[Begin Supplied material]

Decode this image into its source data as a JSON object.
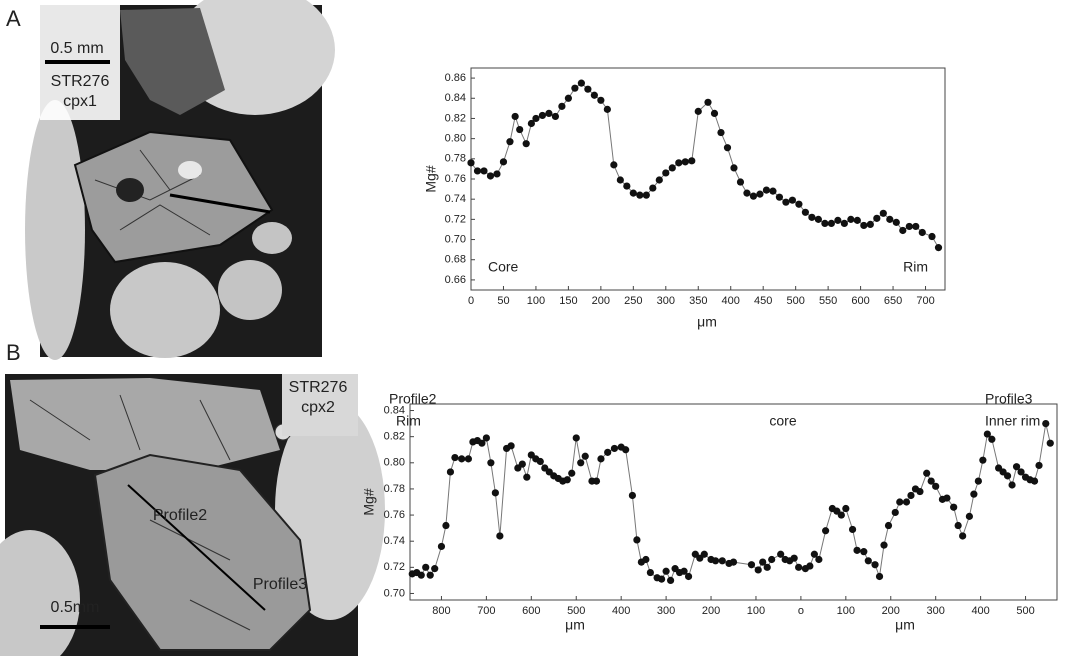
{
  "panels": [
    {
      "label": "A",
      "sample": "STR276",
      "crystal": "cpx1",
      "scale": "0.5 mm"
    },
    {
      "label": "B",
      "sample": "STR276",
      "crystal": "cpx2",
      "scale": "0.5mm",
      "profiles": [
        "Profile2",
        "Profile3"
      ]
    }
  ],
  "chart_data": [
    {
      "type": "line",
      "ylabel": "Mg#",
      "xlabels": [
        "μm"
      ],
      "annotations": [
        "Core",
        "Rim"
      ],
      "xlim": [
        0,
        730
      ],
      "ylim": [
        0.65,
        0.87
      ],
      "xticks": [
        0,
        50,
        100,
        150,
        200,
        250,
        300,
        350,
        400,
        450,
        500,
        550,
        600,
        650,
        700
      ],
      "yticks": [
        {
          "value": 0.66,
          "label": "0.66"
        },
        {
          "value": 0.68,
          "label": "0.68"
        },
        {
          "value": 0.7,
          "label": "0.70"
        },
        {
          "value": 0.72,
          "label": "0.72"
        },
        {
          "value": 0.74,
          "label": "0.74"
        },
        {
          "value": 0.76,
          "label": "0.76"
        },
        {
          "value": 0.78,
          "label": "0.78"
        },
        {
          "value": 0.8,
          "label": "0.80"
        },
        {
          "value": 0.82,
          "label": "0.82"
        },
        {
          "value": 0.84,
          "label": "0.84"
        },
        {
          "value": 0.86,
          "label": "0.86"
        }
      ],
      "line_color": "#777777",
      "x": [
        0,
        10,
        20,
        30,
        40,
        50,
        60,
        68,
        75,
        85,
        93,
        100,
        110,
        120,
        130,
        140,
        150,
        160,
        170,
        180,
        190,
        200,
        210,
        220,
        230,
        240,
        250,
        260,
        270,
        280,
        290,
        300,
        310,
        320,
        330,
        340,
        350,
        365,
        375,
        385,
        395,
        405,
        415,
        425,
        435,
        445,
        455,
        465,
        475,
        485,
        495,
        505,
        515,
        525,
        535,
        545,
        555,
        565,
        575,
        585,
        595,
        605,
        615,
        625,
        635,
        645,
        655,
        665,
        675,
        685,
        695,
        710,
        720
      ],
      "series": [
        {
          "color": "#111111",
          "values": [
            0.776,
            0.768,
            0.768,
            0.763,
            0.765,
            0.777,
            0.797,
            0.822,
            0.809,
            0.795,
            0.815,
            0.82,
            0.823,
            0.825,
            0.822,
            0.832,
            0.84,
            0.85,
            0.855,
            0.849,
            0.843,
            0.838,
            0.829,
            0.774,
            0.759,
            0.753,
            0.746,
            0.744,
            0.744,
            0.751,
            0.759,
            0.766,
            0.771,
            0.776,
            0.777,
            0.778,
            0.827,
            0.836,
            0.825,
            0.806,
            0.791,
            0.771,
            0.757,
            0.746,
            0.743,
            0.745,
            0.749,
            0.748,
            0.742,
            0.737,
            0.739,
            0.735,
            0.727,
            0.722,
            0.72,
            0.716,
            0.716,
            0.719,
            0.716,
            0.72,
            0.719,
            0.714,
            0.715,
            0.721,
            0.726,
            0.72,
            0.717,
            0.709,
            0.713,
            0.713,
            0.707,
            0.703,
            0.692
          ]
        }
      ]
    },
    {
      "type": "line",
      "ylabel": "Mg#",
      "xlabels": [
        "μm",
        "μm"
      ],
      "annotations": [
        "Profile2",
        "Rim",
        "core",
        "Profile3",
        "Inner rim"
      ],
      "xlim": [
        -870,
        570
      ],
      "ylim": [
        0.695,
        0.845
      ],
      "xticks": [
        {
          "value": -800,
          "label": "800"
        },
        {
          "value": -700,
          "label": "700"
        },
        {
          "value": -600,
          "label": "600"
        },
        {
          "value": -500,
          "label": "500"
        },
        {
          "value": -400,
          "label": "400"
        },
        {
          "value": -300,
          "label": "300"
        },
        {
          "value": -200,
          "label": "200"
        },
        {
          "value": -100,
          "label": "100"
        },
        {
          "value": 0,
          "label": "o"
        },
        100,
        200,
        300,
        400,
        500
      ],
      "yticks": [
        {
          "value": 0.7,
          "label": "0.70"
        },
        {
          "value": 0.72,
          "label": "0.72"
        },
        {
          "value": 0.74,
          "label": "0.74"
        },
        {
          "value": 0.76,
          "label": "0.76"
        },
        {
          "value": 0.78,
          "label": "0.78"
        },
        {
          "value": 0.8,
          "label": "0.80"
        },
        {
          "value": 0.82,
          "label": "0.82"
        },
        {
          "value": 0.84,
          "label": "0.84"
        }
      ],
      "line_color": "#777777",
      "x": [
        -865,
        -855,
        -845,
        -835,
        -825,
        -815,
        -800,
        -790,
        -780,
        -770,
        -755,
        -740,
        -730,
        -720,
        -710,
        -700,
        -690,
        -680,
        -670,
        -655,
        -645,
        -630,
        -620,
        -610,
        -600,
        -590,
        -580,
        -570,
        -560,
        -550,
        -540,
        -530,
        -520,
        -510,
        -500,
        -490,
        -480,
        -465,
        -455,
        -445,
        -430,
        -415,
        -400,
        -390,
        -375,
        -365,
        -355,
        -345,
        -335,
        -320,
        -310,
        -300,
        -290,
        -280,
        -270,
        -260,
        -250,
        -235,
        -225,
        -215,
        -200,
        -190,
        -175,
        -160,
        -150,
        -110,
        -95,
        -85,
        -75,
        -65,
        -45,
        -35,
        -25,
        -15,
        -5,
        10,
        20,
        30,
        40,
        55,
        70,
        80,
        90,
        100,
        115,
        125,
        140,
        150,
        165,
        175,
        185,
        195,
        210,
        220,
        235,
        245,
        255,
        265,
        280,
        290,
        300,
        315,
        325,
        340,
        350,
        360,
        375,
        385,
        395,
        405,
        415,
        425,
        440,
        450,
        460,
        470,
        480,
        490,
        500,
        510,
        520,
        530,
        545,
        555
      ],
      "series": [
        {
          "color": "#111111",
          "values": [
            0.715,
            0.716,
            0.714,
            0.72,
            0.714,
            0.719,
            0.736,
            0.752,
            0.793,
            0.804,
            0.803,
            0.803,
            0.816,
            0.817,
            0.815,
            0.819,
            0.8,
            0.777,
            0.744,
            0.811,
            0.813,
            0.796,
            0.799,
            0.789,
            0.806,
            0.803,
            0.801,
            0.796,
            0.793,
            0.79,
            0.788,
            0.786,
            0.787,
            0.792,
            0.819,
            0.8,
            0.805,
            0.786,
            0.786,
            0.803,
            0.808,
            0.811,
            0.812,
            0.81,
            0.775,
            0.741,
            0.724,
            0.726,
            0.716,
            0.712,
            0.711,
            0.717,
            0.71,
            0.719,
            0.716,
            0.717,
            0.713,
            0.73,
            0.727,
            0.73,
            0.726,
            0.725,
            0.725,
            0.723,
            0.724,
            0.722,
            0.718,
            0.724,
            0.72,
            0.726,
            0.73,
            0.726,
            0.725,
            0.727,
            0.72,
            0.719,
            0.721,
            0.73,
            0.726,
            0.748,
            0.765,
            0.763,
            0.76,
            0.765,
            0.749,
            0.733,
            0.732,
            0.725,
            0.722,
            0.713,
            0.737,
            0.752,
            0.762,
            0.77,
            0.77,
            0.775,
            0.78,
            0.778,
            0.792,
            0.786,
            0.782,
            0.772,
            0.773,
            0.766,
            0.752,
            0.744,
            0.759,
            0.776,
            0.786,
            0.802,
            0.822,
            0.818,
            0.796,
            0.793,
            0.79,
            0.783,
            0.797,
            0.793,
            0.789,
            0.787,
            0.786,
            0.798,
            0.83,
            0.815
          ]
        }
      ]
    }
  ]
}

[End Supplied material]

Objective: Extract all the data above exactly, excluding every picture.

Solution to this task:
Decode this image into its source data as a JSON object.
{
  "panels": [
    {
      "label": "A",
      "sample": "STR276",
      "crystal": "cpx1",
      "scale": "0.5 mm"
    },
    {
      "label": "B",
      "sample": "STR276",
      "crystal": "cpx2",
      "scale": "0.5mm",
      "profiles": [
        "Profile2",
        "Profile3"
      ]
    }
  ],
  "chart_data": [
    {
      "type": "line",
      "ylabel": "Mg#",
      "xlabels": [
        "μm"
      ],
      "annotations": [
        "Core",
        "Rim"
      ],
      "xlim": [
        0,
        730
      ],
      "ylim": [
        0.65,
        0.87
      ],
      "xticks": [
        0,
        50,
        100,
        150,
        200,
        250,
        300,
        350,
        400,
        450,
        500,
        550,
        600,
        650,
        700
      ],
      "yticks": [
        {
          "value": 0.66,
          "label": "0.66"
        },
        {
          "value": 0.68,
          "label": "0.68"
        },
        {
          "value": 0.7,
          "label": "0.70"
        },
        {
          "value": 0.72,
          "label": "0.72"
        },
        {
          "value": 0.74,
          "label": "0.74"
        },
        {
          "value": 0.76,
          "label": "0.76"
        },
        {
          "value": 0.78,
          "label": "0.78"
        },
        {
          "value": 0.8,
          "label": "0.80"
        },
        {
          "value": 0.82,
          "label": "0.82"
        },
        {
          "value": 0.84,
          "label": "0.84"
        },
        {
          "value": 0.86,
          "label": "0.86"
        }
      ],
      "line_color": "#777777",
      "x": [
        0,
        10,
        20,
        30,
        40,
        50,
        60,
        68,
        75,
        85,
        93,
        100,
        110,
        120,
        130,
        140,
        150,
        160,
        170,
        180,
        190,
        200,
        210,
        220,
        230,
        240,
        250,
        260,
        270,
        280,
        290,
        300,
        310,
        320,
        330,
        340,
        350,
        365,
        375,
        385,
        395,
        405,
        415,
        425,
        435,
        445,
        455,
        465,
        475,
        485,
        495,
        505,
        515,
        525,
        535,
        545,
        555,
        565,
        575,
        585,
        595,
        605,
        615,
        625,
        635,
        645,
        655,
        665,
        675,
        685,
        695,
        710,
        720
      ],
      "series": [
        {
          "color": "#111111",
          "values": [
            0.776,
            0.768,
            0.768,
            0.763,
            0.765,
            0.777,
            0.797,
            0.822,
            0.809,
            0.795,
            0.815,
            0.82,
            0.823,
            0.825,
            0.822,
            0.832,
            0.84,
            0.85,
            0.855,
            0.849,
            0.843,
            0.838,
            0.829,
            0.774,
            0.759,
            0.753,
            0.746,
            0.744,
            0.744,
            0.751,
            0.759,
            0.766,
            0.771,
            0.776,
            0.777,
            0.778,
            0.827,
            0.836,
            0.825,
            0.806,
            0.791,
            0.771,
            0.757,
            0.746,
            0.743,
            0.745,
            0.749,
            0.748,
            0.742,
            0.737,
            0.739,
            0.735,
            0.727,
            0.722,
            0.72,
            0.716,
            0.716,
            0.719,
            0.716,
            0.72,
            0.719,
            0.714,
            0.715,
            0.721,
            0.726,
            0.72,
            0.717,
            0.709,
            0.713,
            0.713,
            0.707,
            0.703,
            0.692
          ]
        }
      ]
    },
    {
      "type": "line",
      "ylabel": "Mg#",
      "xlabels": [
        "μm",
        "μm"
      ],
      "annotations": [
        "Profile2",
        "Rim",
        "core",
        "Profile3",
        "Inner rim"
      ],
      "xlim": [
        -870,
        570
      ],
      "ylim": [
        0.695,
        0.845
      ],
      "xticks": [
        {
          "value": -800,
          "label": "800"
        },
        {
          "value": -700,
          "label": "700"
        },
        {
          "value": -600,
          "label": "600"
        },
        {
          "value": -500,
          "label": "500"
        },
        {
          "value": -400,
          "label": "400"
        },
        {
          "value": -300,
          "label": "300"
        },
        {
          "value": -200,
          "label": "200"
        },
        {
          "value": -100,
          "label": "100"
        },
        {
          "value": 0,
          "label": "o"
        },
        100,
        200,
        300,
        400,
        500
      ],
      "yticks": [
        {
          "value": 0.7,
          "label": "0.70"
        },
        {
          "value": 0.72,
          "label": "0.72"
        },
        {
          "value": 0.74,
          "label": "0.74"
        },
        {
          "value": 0.76,
          "label": "0.76"
        },
        {
          "value": 0.78,
          "label": "0.78"
        },
        {
          "value": 0.8,
          "label": "0.80"
        },
        {
          "value": 0.82,
          "label": "0.82"
        },
        {
          "value": 0.84,
          "label": "0.84"
        }
      ],
      "line_color": "#777777",
      "x": [
        -865,
        -855,
        -845,
        -835,
        -825,
        -815,
        -800,
        -790,
        -780,
        -770,
        -755,
        -740,
        -730,
        -720,
        -710,
        -700,
        -690,
        -680,
        -670,
        -655,
        -645,
        -630,
        -620,
        -610,
        -600,
        -590,
        -580,
        -570,
        -560,
        -550,
        -540,
        -530,
        -520,
        -510,
        -500,
        -490,
        -480,
        -465,
        -455,
        -445,
        -430,
        -415,
        -400,
        -390,
        -375,
        -365,
        -355,
        -345,
        -335,
        -320,
        -310,
        -300,
        -290,
        -280,
        -270,
        -260,
        -250,
        -235,
        -225,
        -215,
        -200,
        -190,
        -175,
        -160,
        -150,
        -110,
        -95,
        -85,
        -75,
        -65,
        -45,
        -35,
        -25,
        -15,
        -5,
        10,
        20,
        30,
        40,
        55,
        70,
        80,
        90,
        100,
        115,
        125,
        140,
        150,
        165,
        175,
        185,
        195,
        210,
        220,
        235,
        245,
        255,
        265,
        280,
        290,
        300,
        315,
        325,
        340,
        350,
        360,
        375,
        385,
        395,
        405,
        415,
        425,
        440,
        450,
        460,
        470,
        480,
        490,
        500,
        510,
        520,
        530,
        545,
        555
      ],
      "series": [
        {
          "color": "#111111",
          "values": [
            0.715,
            0.716,
            0.714,
            0.72,
            0.714,
            0.719,
            0.736,
            0.752,
            0.793,
            0.804,
            0.803,
            0.803,
            0.816,
            0.817,
            0.815,
            0.819,
            0.8,
            0.777,
            0.744,
            0.811,
            0.813,
            0.796,
            0.799,
            0.789,
            0.806,
            0.803,
            0.801,
            0.796,
            0.793,
            0.79,
            0.788,
            0.786,
            0.787,
            0.792,
            0.819,
            0.8,
            0.805,
            0.786,
            0.786,
            0.803,
            0.808,
            0.811,
            0.812,
            0.81,
            0.775,
            0.741,
            0.724,
            0.726,
            0.716,
            0.712,
            0.711,
            0.717,
            0.71,
            0.719,
            0.716,
            0.717,
            0.713,
            0.73,
            0.727,
            0.73,
            0.726,
            0.725,
            0.725,
            0.723,
            0.724,
            0.722,
            0.718,
            0.724,
            0.72,
            0.726,
            0.73,
            0.726,
            0.725,
            0.727,
            0.72,
            0.719,
            0.721,
            0.73,
            0.726,
            0.748,
            0.765,
            0.763,
            0.76,
            0.765,
            0.749,
            0.733,
            0.732,
            0.725,
            0.722,
            0.713,
            0.737,
            0.752,
            0.762,
            0.77,
            0.77,
            0.775,
            0.78,
            0.778,
            0.792,
            0.786,
            0.782,
            0.772,
            0.773,
            0.766,
            0.752,
            0.744,
            0.759,
            0.776,
            0.786,
            0.802,
            0.822,
            0.818,
            0.796,
            0.793,
            0.79,
            0.783,
            0.797,
            0.793,
            0.789,
            0.787,
            0.786,
            0.798,
            0.83,
            0.815
          ]
        }
      ]
    }
  ]
}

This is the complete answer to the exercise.